▶ [Extracted entries]:
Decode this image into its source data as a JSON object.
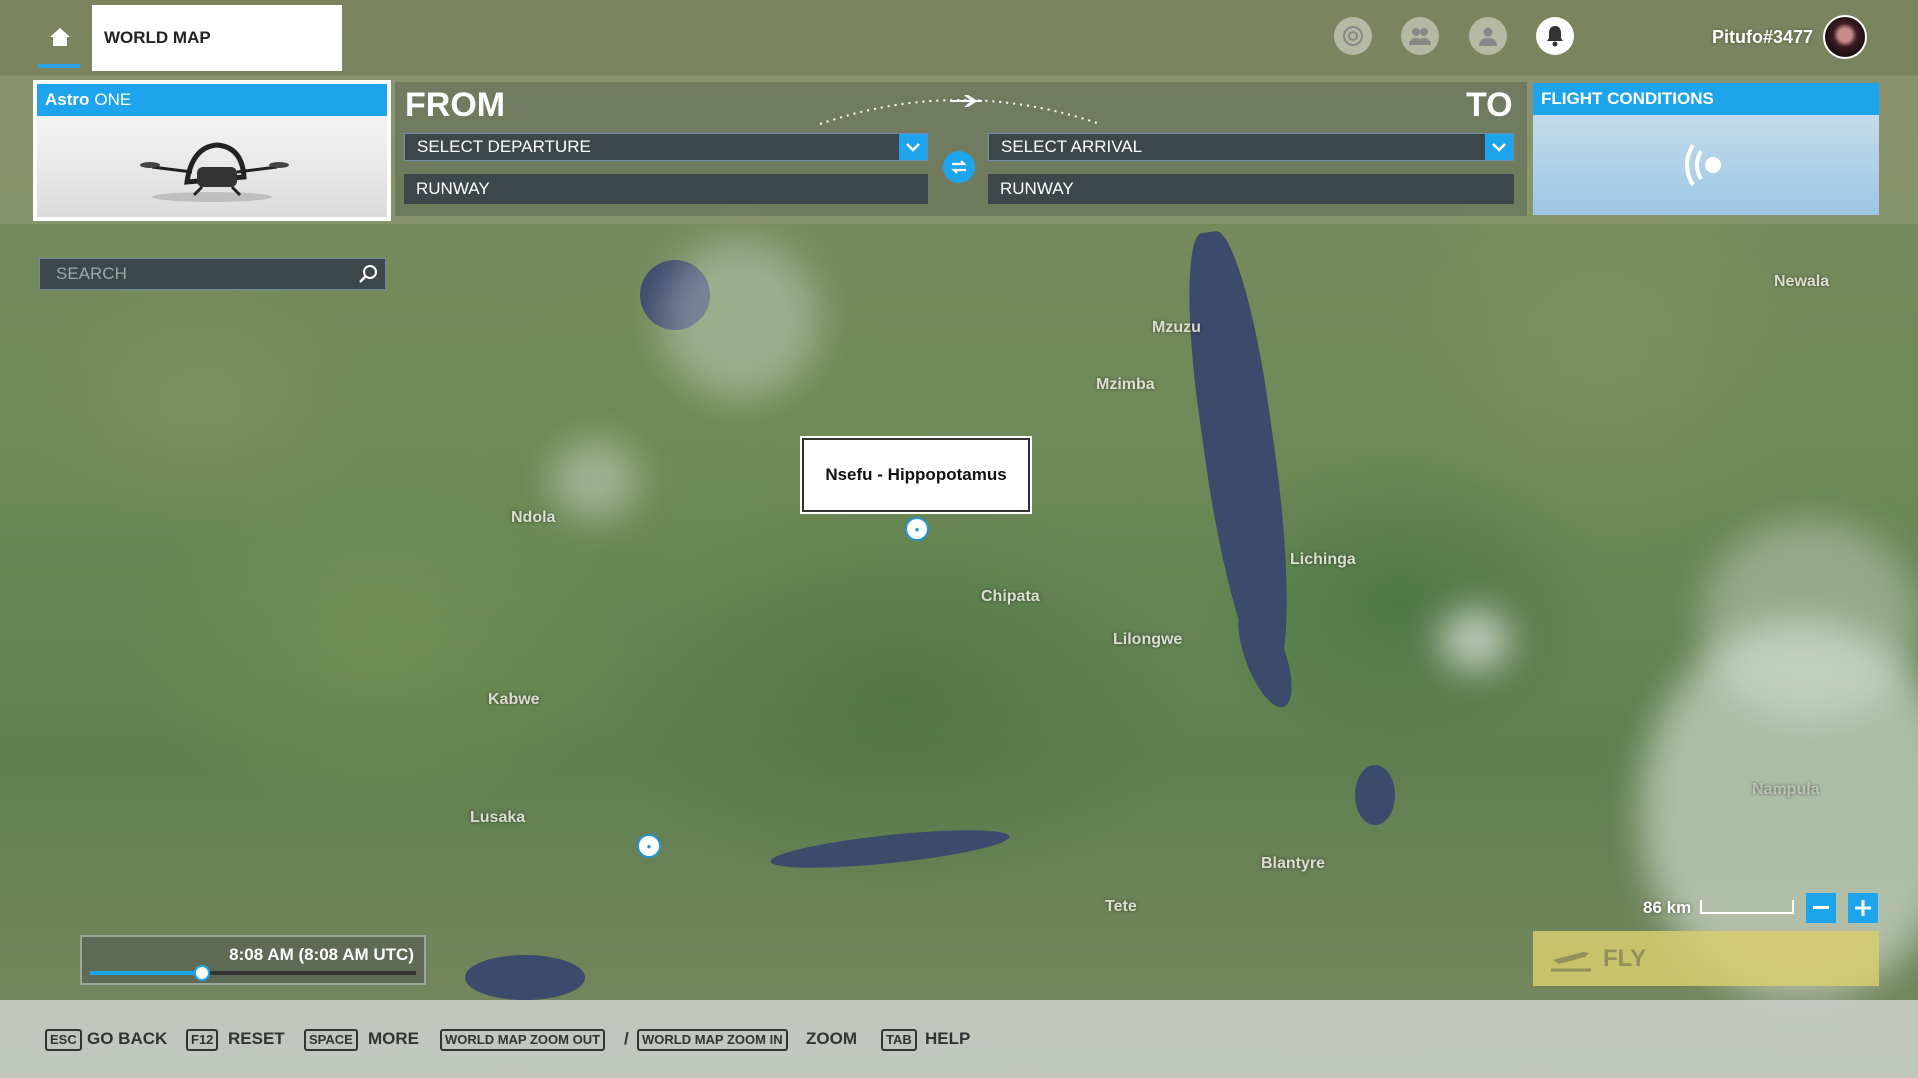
{
  "header": {
    "world_map_tab": "WORLD MAP",
    "username": "Pitufo#3477",
    "icons": [
      "home-icon",
      "achievements-icon",
      "friends-icon",
      "profile-icon",
      "notifications-icon"
    ]
  },
  "aircraft": {
    "brand": "Astro",
    "model": "ONE"
  },
  "route": {
    "from_label": "FROM",
    "to_label": "TO",
    "departure_placeholder": "SELECT DEPARTURE",
    "arrival_placeholder": "SELECT ARRIVAL",
    "departure_runway": "RUNWAY",
    "arrival_runway": "RUNWAY"
  },
  "flight_conditions": {
    "title": "FLIGHT CONDITIONS"
  },
  "search": {
    "placeholder": "SEARCH"
  },
  "map": {
    "selected_poi": "Nsefu - Hippopotamus",
    "towns": [
      "Newala",
      "Mzuzu",
      "Mzimba",
      "Ndola",
      "Lichinga",
      "Chipata",
      "Lilongwe",
      "Kabwe",
      "Lusaka",
      "Blantyre",
      "Tete",
      "Nampula"
    ],
    "scale": "86 km"
  },
  "time": {
    "label": "8:08 AM (8:08 AM UTC)",
    "position_fraction": 0.34
  },
  "fly_button": "FLY",
  "bottom_bar": {
    "esc_key": "ESC",
    "esc_label": "GO BACK",
    "f12_key": "F12",
    "f12_label": "RESET",
    "space_key": "SPACE",
    "space_label": "MORE",
    "zoom_out_key": "WORLD MAP ZOOM OUT",
    "separator": "/",
    "zoom_in_key": "WORLD MAP ZOOM IN",
    "zoom_label": "ZOOM",
    "tab_key": "TAB",
    "tab_label": "HELP"
  },
  "colors": {
    "accent": "#1ea4ec",
    "fly": "#d7cd6e"
  }
}
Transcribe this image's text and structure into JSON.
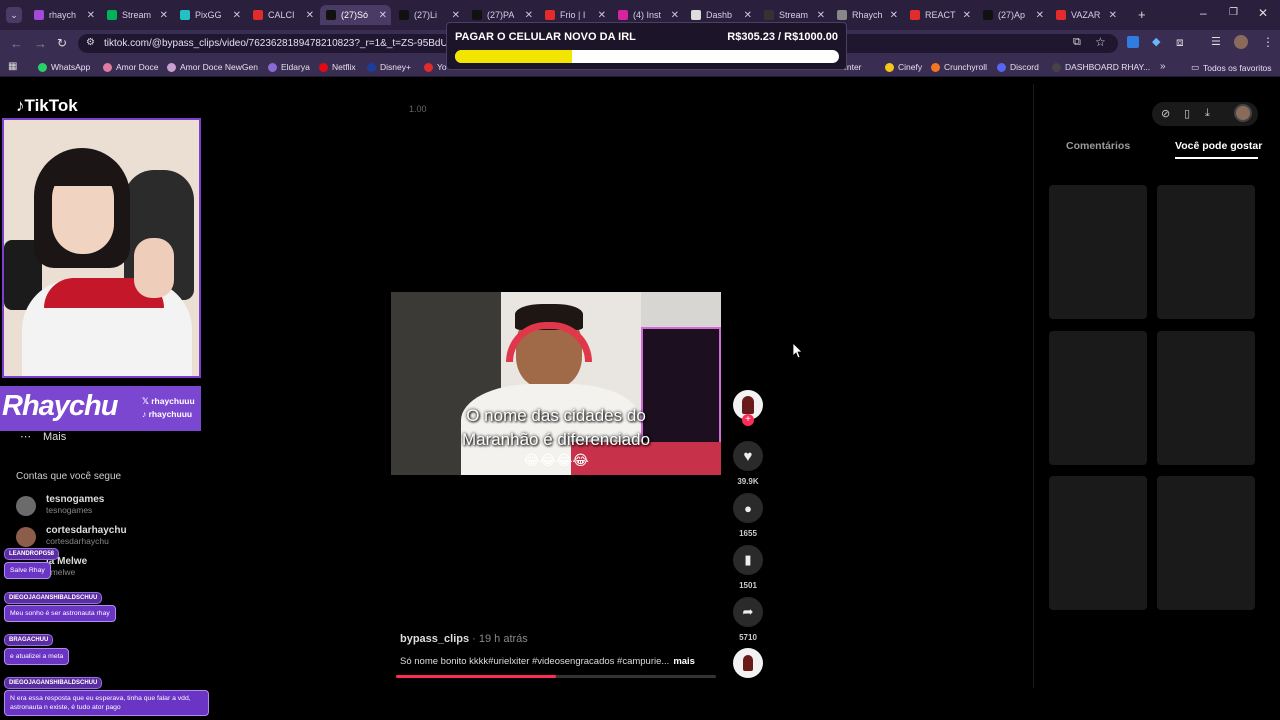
{
  "browser": {
    "tabs": [
      {
        "label": "rhaych",
        "color": "#a44ad8"
      },
      {
        "label": "Stream",
        "color": "#00b35a"
      },
      {
        "label": "PixGG",
        "color": "#22c1c3"
      },
      {
        "label": "CALCI",
        "color": "#e32b2b"
      },
      {
        "label": "(27)Só",
        "color": "#111111",
        "active": true
      },
      {
        "label": "(27)Li",
        "color": "#111111"
      },
      {
        "label": "(27)PA",
        "color": "#111111"
      },
      {
        "label": "Frio | I",
        "color": "#e32b2b"
      },
      {
        "label": "(4) Inst",
        "color": "#d6249f"
      },
      {
        "label": "Dashb",
        "color": "#dddddd"
      },
      {
        "label": "Stream",
        "color": "#333333"
      },
      {
        "label": "Rhaych",
        "color": "#888888"
      },
      {
        "label": "REACT",
        "color": "#e32b2b"
      },
      {
        "label": "(27)Ap",
        "color": "#111111"
      },
      {
        "label": "VAZAR",
        "color": "#e32b2b"
      }
    ],
    "url": "tiktok.com/@bypass_clips/video/7623628189478210823?_r=1&_t=ZS-95BdUUNfxe",
    "bookmarks_left": [
      {
        "label": "WhatsApp",
        "color": "#25d366"
      },
      {
        "label": "Amor Doce",
        "color": "#e07aa0"
      },
      {
        "label": "Amor Doce NewGen",
        "color": "#c9a0d0"
      },
      {
        "label": "Eldarya",
        "color": "#8a6ad6"
      },
      {
        "label": "Netflix",
        "color": "#e50914"
      },
      {
        "label": "Disney+",
        "color": "#1a3e9a"
      },
      {
        "label": "Yo",
        "color": "#e32b2b"
      }
    ],
    "bookmarks_right": [
      {
        "label": "Center",
        "color": "#3a2d52"
      },
      {
        "label": "Cinefy",
        "color": "#f5c518"
      },
      {
        "label": "Crunchyroll",
        "color": "#f47521"
      },
      {
        "label": "Discord",
        "color": "#5865f2"
      },
      {
        "label": "DASHBOARD RHAY...",
        "color": "#444444"
      }
    ],
    "favorites_label": "Todos os favoritos"
  },
  "donation": {
    "title": "PAGAR O CELULAR NOVO DA IRL",
    "amount": "R$305.23 / R$1000.00",
    "progress_percent": 30.5
  },
  "tiktok": {
    "logo": "TikTok",
    "speed": "1.00",
    "video_caption_line1": "O nome das cidades do",
    "video_caption_line2": "Maranhão é diferenciado",
    "video_emojis": "😂😂😂😂",
    "likes": "39.9K",
    "comments": "1655",
    "saves": "1501",
    "shares": "5710",
    "author": "bypass_clips",
    "time_ago": "· 19 h atrás",
    "description": "Só nome bonito kkkk#urielxiter #videosengracados #campurie...",
    "more": "mais",
    "progress_percent": 50
  },
  "sidebar": {
    "more": "Mais",
    "following_title": "Contas que você segue",
    "accounts": [
      {
        "name": "tesnogames",
        "handle": "tesnogames"
      },
      {
        "name": "cortesdarhaychu",
        "handle": "cortesdarhaychu"
      },
      {
        "name": "ia Melwe",
        "handle": "amelwe"
      }
    ]
  },
  "overlay": {
    "brand_name": "Rhaychu",
    "brand_x": "rhaychuuu",
    "brand_tiktok": "rhaychuuu"
  },
  "chat": [
    {
      "user": "LEANDROPG58",
      "message": "Salve Rhay"
    },
    {
      "user": "DIEGOJAGANSHIBALDSCHUU",
      "message": "Meu sonho é ser astronauta rhay"
    },
    {
      "user": "BRAGACHUU",
      "message": "e atualizei a meta"
    },
    {
      "user": "DIEGOJAGANSHIBALDSCHUU",
      "message": "N era essa resposta que eu esperava, tinha que falar a vdd, astronauta n existe, é tudo ator pago"
    }
  ],
  "right_panel": {
    "tab_comments": "Comentários",
    "tab_likes": "Você pode gostar"
  }
}
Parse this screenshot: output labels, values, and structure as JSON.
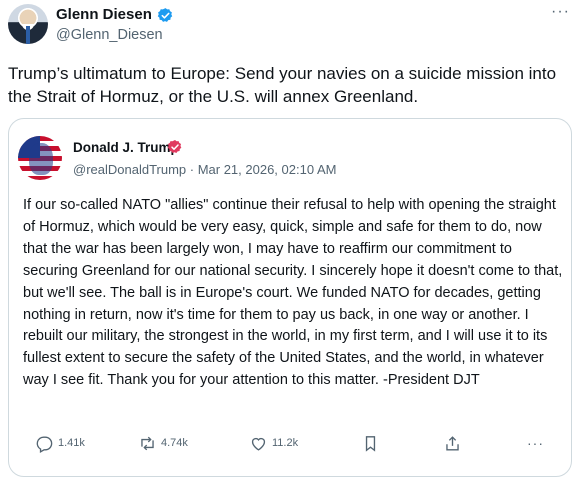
{
  "post": {
    "author": {
      "name": "Glenn Diesen",
      "handle": "@Glenn_Diesen"
    },
    "more_label": "···",
    "text": "Trump’s ultimatum to Europe: Send your navies on a suicide mission into the Strait of Hormuz, or the U.S. will annex Greenland."
  },
  "quote": {
    "author": {
      "name": "Donald J. Trump",
      "meta": "@realDonaldTrump · Mar 21, 2026, 02:10 AM"
    },
    "text": "If our so-called NATO \"allies\" continue their refusal to help with opening the straight of Hormuz, which would be very easy, quick, simple and safe for them to do, now that the war has been largely won, I may have to reaffirm our commitment to securing Greenland for our national security. I sincerely hope it doesn't come to that, but we'll see. The ball is in Europe's court. We funded NATO for decades, getting nothing in return, now it's time for them to pay us back, in one way or another. I rebuilt our military, the strongest in the world, in my first term, and I will use it to its fullest extent to secure the safety of the United States, and the world, in whatever way I see fit. Thank you for your attention to this matter. -President DJT",
    "stats": {
      "replies": "1.41k",
      "reposts": "4.74k",
      "likes": "11.2k"
    },
    "more_label": "···"
  },
  "colors": {
    "verified_blue": "#1d9bf0",
    "truth_badge": "#e03a5f",
    "border": "#cfd9de",
    "secondary_text": "#536471"
  },
  "icons": [
    "verified-badge-icon",
    "truth-verified-icon",
    "reply-icon",
    "repost-icon",
    "like-icon",
    "bookmark-icon",
    "share-icon",
    "more-icon"
  ]
}
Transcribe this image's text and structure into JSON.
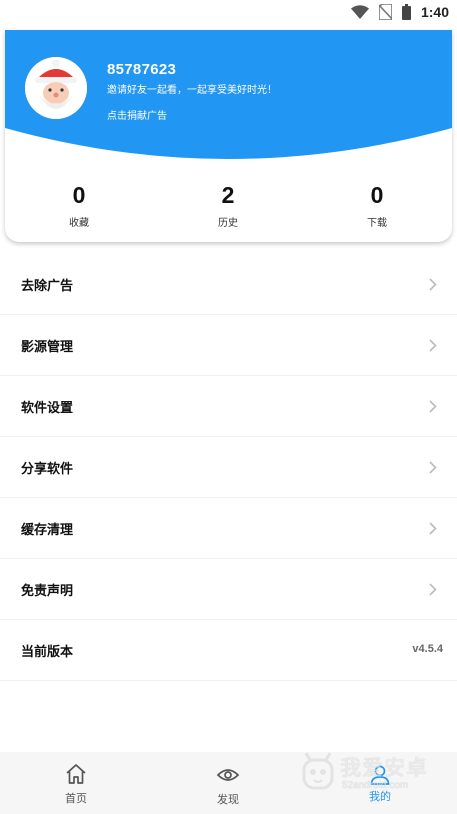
{
  "status_bar": {
    "time": "1:40",
    "icons": [
      "wifi-icon",
      "no-sim-icon",
      "battery-icon"
    ]
  },
  "profile": {
    "user_id": "85787623",
    "slogan": "邀请好友一起看，一起享受美好时光！",
    "donate_label": "点击捐献广告",
    "header_color": "#2196f3"
  },
  "stats": [
    {
      "value": "0",
      "label": "收藏"
    },
    {
      "value": "2",
      "label": "历史"
    },
    {
      "value": "0",
      "label": "下载"
    }
  ],
  "menu": [
    {
      "label": "去除广告"
    },
    {
      "label": "影源管理"
    },
    {
      "label": "软件设置"
    },
    {
      "label": "分享软件"
    },
    {
      "label": "缓存清理"
    },
    {
      "label": "免责声明"
    },
    {
      "label": "当前版本",
      "value": "v4.5.4"
    }
  ],
  "tabbar": [
    {
      "label": "首页",
      "icon": "home-icon",
      "active": false
    },
    {
      "label": "发现",
      "icon": "eye-icon",
      "active": false
    },
    {
      "label": "我的",
      "icon": "user-icon",
      "active": true
    }
  ],
  "watermark": {
    "text": "我爱安卓",
    "sub": "52android.com"
  },
  "colors": {
    "accent": "#2196f3",
    "chevron": "#bbbbbb",
    "tabbar_bg": "#f6f6f6"
  }
}
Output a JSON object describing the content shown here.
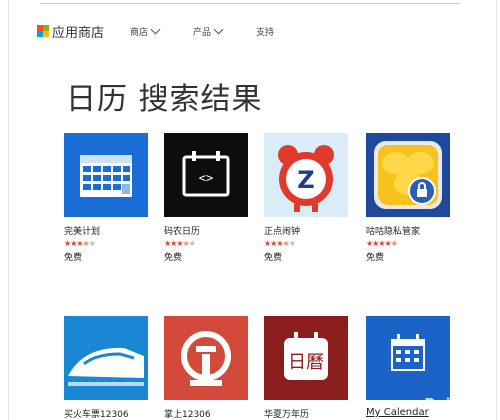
{
  "header": {
    "logo_text": "应用商店",
    "nav": [
      {
        "label": "商店"
      },
      {
        "label": "产品"
      },
      {
        "label": "支持"
      }
    ]
  },
  "page_title": "日历 搜索结果",
  "apps_row1": [
    {
      "name": "完美计划",
      "rating": 3.5,
      "price": "免费",
      "icon": "calendar-grid-icon",
      "color": "#1a6dd6"
    },
    {
      "name": "码农日历",
      "rating": 3.5,
      "price": "免费",
      "icon": "code-calendar-icon",
      "color": "#111111"
    },
    {
      "name": "正点闹钟",
      "rating": 3.5,
      "price": "免费",
      "icon": "alarm-clock-icon",
      "color": "#d9ecf8"
    },
    {
      "name": "咕咕隐私管家",
      "rating": 4.5,
      "price": "免费",
      "icon": "flower-lock-icon",
      "color": "#1f4a9c"
    }
  ],
  "apps_row2": [
    {
      "name": "买火车票12306",
      "icon": "bullet-train-icon",
      "color": "#1a87d4"
    },
    {
      "name": "掌上12306",
      "icon": "railway-logo-icon",
      "color": "#d44a3a"
    },
    {
      "name": "华夏万年历",
      "icon": "chinese-calendar-icon",
      "color": "#8b1d1d"
    },
    {
      "name": "My Calendar",
      "icon": "calendar-icon",
      "color": "#1b63c6"
    }
  ],
  "watermark": "Bai 经验"
}
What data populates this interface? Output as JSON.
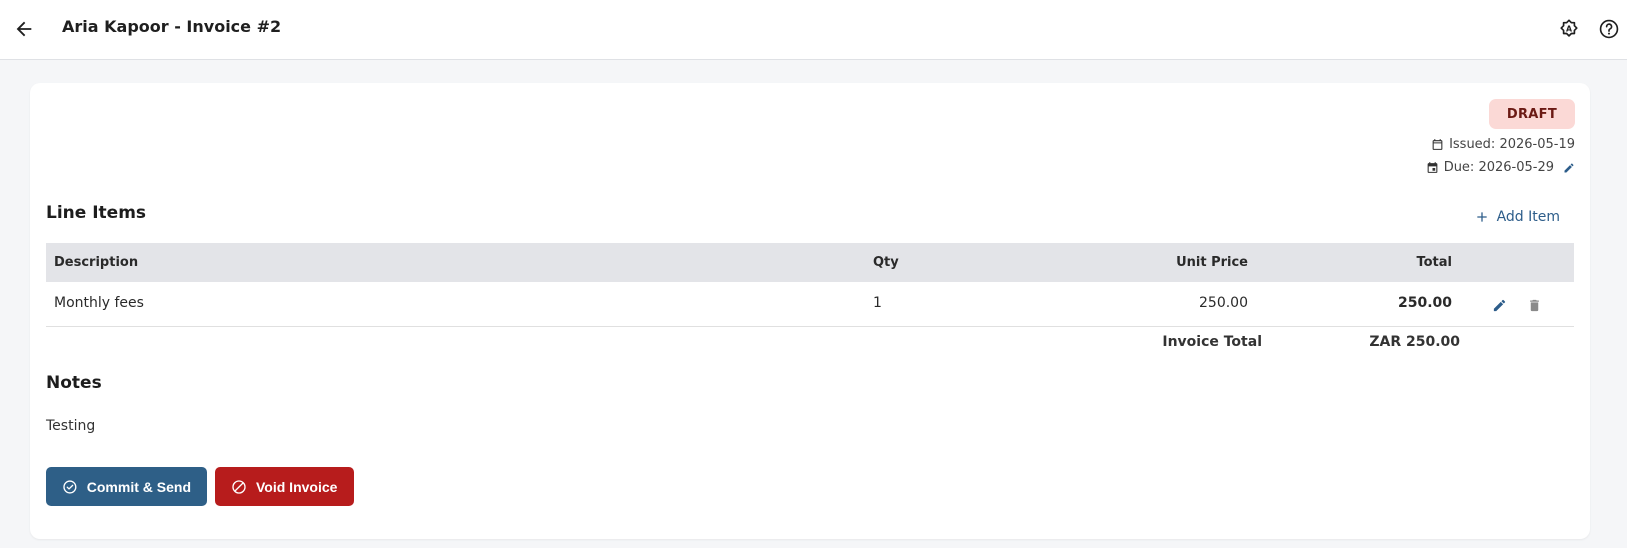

▶ [Work to be completed]:
Read the lines above. Gather those in which the string "RUNWAY" is found.

▶ [Problem solution]:
    "departure_runway": "RUNWAY",
    "arrival_runway": "RUNWAY"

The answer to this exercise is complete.